**WHAT TO PRODUCE**. Give the data below again, word for word.

**ENTRIES**.

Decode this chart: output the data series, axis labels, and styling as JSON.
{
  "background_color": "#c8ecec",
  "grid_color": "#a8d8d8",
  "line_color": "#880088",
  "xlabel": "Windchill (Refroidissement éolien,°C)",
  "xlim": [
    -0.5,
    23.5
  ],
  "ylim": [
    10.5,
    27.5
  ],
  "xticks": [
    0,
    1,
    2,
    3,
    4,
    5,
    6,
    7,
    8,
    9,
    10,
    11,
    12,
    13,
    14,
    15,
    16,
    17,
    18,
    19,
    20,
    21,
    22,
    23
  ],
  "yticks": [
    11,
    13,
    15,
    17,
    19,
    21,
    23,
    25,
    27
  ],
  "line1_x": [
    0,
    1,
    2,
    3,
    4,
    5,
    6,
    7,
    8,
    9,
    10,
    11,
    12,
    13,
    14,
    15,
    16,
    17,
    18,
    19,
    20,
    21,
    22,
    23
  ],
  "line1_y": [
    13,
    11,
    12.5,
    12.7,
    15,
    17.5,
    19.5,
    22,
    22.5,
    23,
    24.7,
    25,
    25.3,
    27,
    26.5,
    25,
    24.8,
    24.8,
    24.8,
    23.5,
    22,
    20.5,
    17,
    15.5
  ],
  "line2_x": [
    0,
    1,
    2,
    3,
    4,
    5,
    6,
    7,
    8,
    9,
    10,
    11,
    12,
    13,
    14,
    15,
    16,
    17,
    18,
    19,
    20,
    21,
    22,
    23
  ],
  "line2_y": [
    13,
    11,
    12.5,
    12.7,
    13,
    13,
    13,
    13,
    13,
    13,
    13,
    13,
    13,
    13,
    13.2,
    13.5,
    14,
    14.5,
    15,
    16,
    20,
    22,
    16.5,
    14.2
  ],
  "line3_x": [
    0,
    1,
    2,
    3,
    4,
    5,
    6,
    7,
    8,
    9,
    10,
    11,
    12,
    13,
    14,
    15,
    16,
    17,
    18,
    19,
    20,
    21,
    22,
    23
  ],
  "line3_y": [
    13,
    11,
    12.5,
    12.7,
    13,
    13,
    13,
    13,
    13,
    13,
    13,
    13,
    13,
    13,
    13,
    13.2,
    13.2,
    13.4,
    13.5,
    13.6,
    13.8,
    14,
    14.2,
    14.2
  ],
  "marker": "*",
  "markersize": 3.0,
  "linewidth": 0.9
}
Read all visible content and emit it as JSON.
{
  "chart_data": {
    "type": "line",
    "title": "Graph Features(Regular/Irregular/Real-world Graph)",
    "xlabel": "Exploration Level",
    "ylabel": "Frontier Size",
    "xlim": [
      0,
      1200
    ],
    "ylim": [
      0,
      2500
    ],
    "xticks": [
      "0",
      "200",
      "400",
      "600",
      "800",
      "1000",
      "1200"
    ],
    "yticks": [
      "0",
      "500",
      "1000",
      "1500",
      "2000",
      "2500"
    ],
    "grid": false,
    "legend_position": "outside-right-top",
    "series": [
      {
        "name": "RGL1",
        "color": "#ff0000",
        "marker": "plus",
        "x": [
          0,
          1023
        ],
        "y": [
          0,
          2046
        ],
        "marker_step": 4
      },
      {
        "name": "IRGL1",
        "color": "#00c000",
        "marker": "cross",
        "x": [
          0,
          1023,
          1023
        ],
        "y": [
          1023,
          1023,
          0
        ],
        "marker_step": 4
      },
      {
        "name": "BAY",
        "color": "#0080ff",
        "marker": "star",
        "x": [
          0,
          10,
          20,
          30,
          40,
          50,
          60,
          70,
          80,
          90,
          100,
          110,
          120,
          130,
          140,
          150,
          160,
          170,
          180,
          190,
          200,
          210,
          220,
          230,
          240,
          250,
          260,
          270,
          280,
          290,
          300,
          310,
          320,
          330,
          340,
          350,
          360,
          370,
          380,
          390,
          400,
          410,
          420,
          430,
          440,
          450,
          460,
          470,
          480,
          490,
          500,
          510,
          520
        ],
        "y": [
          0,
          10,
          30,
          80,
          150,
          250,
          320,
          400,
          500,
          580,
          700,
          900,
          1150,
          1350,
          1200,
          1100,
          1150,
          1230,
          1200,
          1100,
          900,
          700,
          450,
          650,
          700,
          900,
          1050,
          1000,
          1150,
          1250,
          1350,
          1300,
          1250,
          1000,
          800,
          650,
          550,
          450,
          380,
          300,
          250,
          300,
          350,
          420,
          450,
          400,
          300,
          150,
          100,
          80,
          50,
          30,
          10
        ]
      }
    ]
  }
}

**SOLUTION FOR THIS TASK**.
Decode this chart: output the data series, axis labels, and styling as JSON.
{
  "background_color": "#c8ecec",
  "grid_color": "#a8d8d8",
  "line_color": "#880088",
  "xlabel": "Windchill (Refroidissement éolien,°C)",
  "xlim": [
    -0.5,
    23.5
  ],
  "ylim": [
    10.5,
    27.5
  ],
  "xticks": [
    0,
    1,
    2,
    3,
    4,
    5,
    6,
    7,
    8,
    9,
    10,
    11,
    12,
    13,
    14,
    15,
    16,
    17,
    18,
    19,
    20,
    21,
    22,
    23
  ],
  "yticks": [
    11,
    13,
    15,
    17,
    19,
    21,
    23,
    25,
    27
  ],
  "line1_x": [
    0,
    1,
    2,
    3,
    4,
    5,
    6,
    7,
    8,
    9,
    10,
    11,
    12,
    13,
    14,
    15,
    16,
    17,
    18,
    19,
    20,
    21,
    22,
    23
  ],
  "line1_y": [
    13,
    11,
    12.5,
    12.7,
    15,
    17.5,
    19.5,
    22,
    22.5,
    23,
    24.7,
    25,
    25.3,
    27,
    26.5,
    25,
    24.8,
    24.8,
    24.8,
    23.5,
    22,
    20.5,
    17,
    15.5
  ],
  "line2_x": [
    0,
    1,
    2,
    3,
    4,
    5,
    6,
    7,
    8,
    9,
    10,
    11,
    12,
    13,
    14,
    15,
    16,
    17,
    18,
    19,
    20,
    21,
    22,
    23
  ],
  "line2_y": [
    13,
    11,
    12.5,
    12.7,
    13,
    13,
    13,
    13,
    13,
    13,
    13,
    13,
    13,
    13,
    13.2,
    13.5,
    14,
    14.5,
    15,
    16,
    20,
    22,
    16.5,
    14.2
  ],
  "line3_x": [
    0,
    1,
    2,
    3,
    4,
    5,
    6,
    7,
    8,
    9,
    10,
    11,
    12,
    13,
    14,
    15,
    16,
    17,
    18,
    19,
    20,
    21,
    22,
    23
  ],
  "line3_y": [
    13,
    11,
    12.5,
    12.7,
    13,
    13,
    13,
    13,
    13,
    13,
    13,
    13,
    13,
    13,
    13,
    13.2,
    13.2,
    13.4,
    13.5,
    13.6,
    13.8,
    14,
    14.2,
    14.2
  ],
  "marker": "*",
  "markersize": 3.0,
  "linewidth": 0.9
}
Read all visible content and emit it as JSON.
{
  "chart_data": {
    "type": "line",
    "title": "Graph Features(Regular/Irregular/Real-world Graph)",
    "xlabel": "Exploration Level",
    "ylabel": "Frontier Size",
    "xlim": [
      0,
      1200
    ],
    "ylim": [
      0,
      2500
    ],
    "xticks": [
      "0",
      "200",
      "400",
      "600",
      "800",
      "1000",
      "1200"
    ],
    "yticks": [
      "0",
      "500",
      "1000",
      "1500",
      "2000",
      "2500"
    ],
    "grid": false,
    "legend_position": "outside-right-top",
    "series": [
      {
        "name": "RGL1",
        "color": "#ff0000",
        "marker": "plus",
        "x": [
          0,
          1023
        ],
        "y": [
          0,
          2046
        ],
        "marker_step": 4
      },
      {
        "name": "IRGL1",
        "color": "#00c000",
        "marker": "cross",
        "x": [
          0,
          1023,
          1023
        ],
        "y": [
          1023,
          1023,
          0
        ],
        "marker_step": 4
      },
      {
        "name": "BAY",
        "color": "#0080ff",
        "marker": "star",
        "x": [
          0,
          10,
          20,
          30,
          40,
          50,
          60,
          70,
          80,
          90,
          100,
          110,
          120,
          130,
          140,
          150,
          160,
          170,
          180,
          190,
          200,
          210,
          220,
          230,
          240,
          250,
          260,
          270,
          280,
          290,
          300,
          310,
          320,
          330,
          340,
          350,
          360,
          370,
          380,
          390,
          400,
          410,
          420,
          430,
          440,
          450,
          460,
          470,
          480,
          490,
          500,
          510,
          520
        ],
        "y": [
          0,
          10,
          30,
          80,
          150,
          250,
          320,
          400,
          500,
          580,
          700,
          900,
          1150,
          1350,
          1200,
          1100,
          1150,
          1230,
          1200,
          1100,
          900,
          700,
          450,
          650,
          700,
          900,
          1050,
          1000,
          1150,
          1250,
          1350,
          1300,
          1250,
          1000,
          800,
          650,
          550,
          450,
          380,
          300,
          250,
          300,
          350,
          420,
          450,
          400,
          300,
          150,
          100,
          80,
          50,
          30,
          10
        ]
      }
    ]
  }
}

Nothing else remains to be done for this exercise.